[START]

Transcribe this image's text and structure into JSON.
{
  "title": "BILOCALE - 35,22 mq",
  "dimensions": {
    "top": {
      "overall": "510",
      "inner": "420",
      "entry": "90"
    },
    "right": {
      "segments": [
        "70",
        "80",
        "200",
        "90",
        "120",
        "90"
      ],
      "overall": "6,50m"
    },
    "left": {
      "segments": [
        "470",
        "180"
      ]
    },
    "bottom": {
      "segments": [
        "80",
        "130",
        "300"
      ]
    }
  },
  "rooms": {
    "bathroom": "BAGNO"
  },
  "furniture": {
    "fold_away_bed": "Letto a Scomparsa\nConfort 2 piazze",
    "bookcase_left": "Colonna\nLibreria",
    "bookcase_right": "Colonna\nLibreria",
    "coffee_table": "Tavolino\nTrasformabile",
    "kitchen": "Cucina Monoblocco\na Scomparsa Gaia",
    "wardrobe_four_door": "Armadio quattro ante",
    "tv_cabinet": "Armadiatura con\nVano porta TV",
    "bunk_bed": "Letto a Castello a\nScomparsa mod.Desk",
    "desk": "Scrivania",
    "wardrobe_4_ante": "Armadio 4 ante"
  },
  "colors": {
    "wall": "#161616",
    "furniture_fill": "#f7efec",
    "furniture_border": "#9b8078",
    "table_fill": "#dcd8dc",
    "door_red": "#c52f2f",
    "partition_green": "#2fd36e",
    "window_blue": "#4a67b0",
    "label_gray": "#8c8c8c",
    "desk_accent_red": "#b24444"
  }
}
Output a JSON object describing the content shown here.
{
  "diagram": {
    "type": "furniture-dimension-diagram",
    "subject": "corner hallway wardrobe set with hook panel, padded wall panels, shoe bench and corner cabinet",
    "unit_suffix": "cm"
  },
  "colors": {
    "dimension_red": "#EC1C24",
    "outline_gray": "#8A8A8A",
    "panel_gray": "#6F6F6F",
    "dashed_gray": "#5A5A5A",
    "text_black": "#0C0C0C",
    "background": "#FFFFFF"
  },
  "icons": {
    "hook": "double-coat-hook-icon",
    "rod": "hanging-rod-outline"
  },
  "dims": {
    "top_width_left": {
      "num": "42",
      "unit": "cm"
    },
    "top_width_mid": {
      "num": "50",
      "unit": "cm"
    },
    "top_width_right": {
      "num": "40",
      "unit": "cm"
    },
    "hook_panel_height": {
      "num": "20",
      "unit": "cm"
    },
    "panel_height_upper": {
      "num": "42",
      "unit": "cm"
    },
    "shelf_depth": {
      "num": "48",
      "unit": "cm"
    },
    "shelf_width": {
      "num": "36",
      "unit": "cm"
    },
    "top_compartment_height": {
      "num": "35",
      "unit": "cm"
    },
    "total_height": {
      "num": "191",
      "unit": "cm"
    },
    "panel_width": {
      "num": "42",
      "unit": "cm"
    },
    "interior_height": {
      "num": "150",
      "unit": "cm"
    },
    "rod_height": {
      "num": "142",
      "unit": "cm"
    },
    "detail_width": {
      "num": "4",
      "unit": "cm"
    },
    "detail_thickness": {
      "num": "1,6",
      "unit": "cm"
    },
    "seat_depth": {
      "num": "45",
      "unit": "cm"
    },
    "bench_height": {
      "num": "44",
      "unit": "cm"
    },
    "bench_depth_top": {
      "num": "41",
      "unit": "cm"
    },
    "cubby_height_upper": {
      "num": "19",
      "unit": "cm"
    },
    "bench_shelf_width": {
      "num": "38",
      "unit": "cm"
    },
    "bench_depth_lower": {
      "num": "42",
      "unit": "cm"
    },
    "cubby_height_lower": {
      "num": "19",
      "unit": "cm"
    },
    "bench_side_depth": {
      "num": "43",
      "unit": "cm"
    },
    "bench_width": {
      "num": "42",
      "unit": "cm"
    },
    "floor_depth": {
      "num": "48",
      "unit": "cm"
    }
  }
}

[END]

> [Your objective]: Report how many lines in the listing include the word "diagram". Give nothing but the count.

> [Result for this exercise]: 2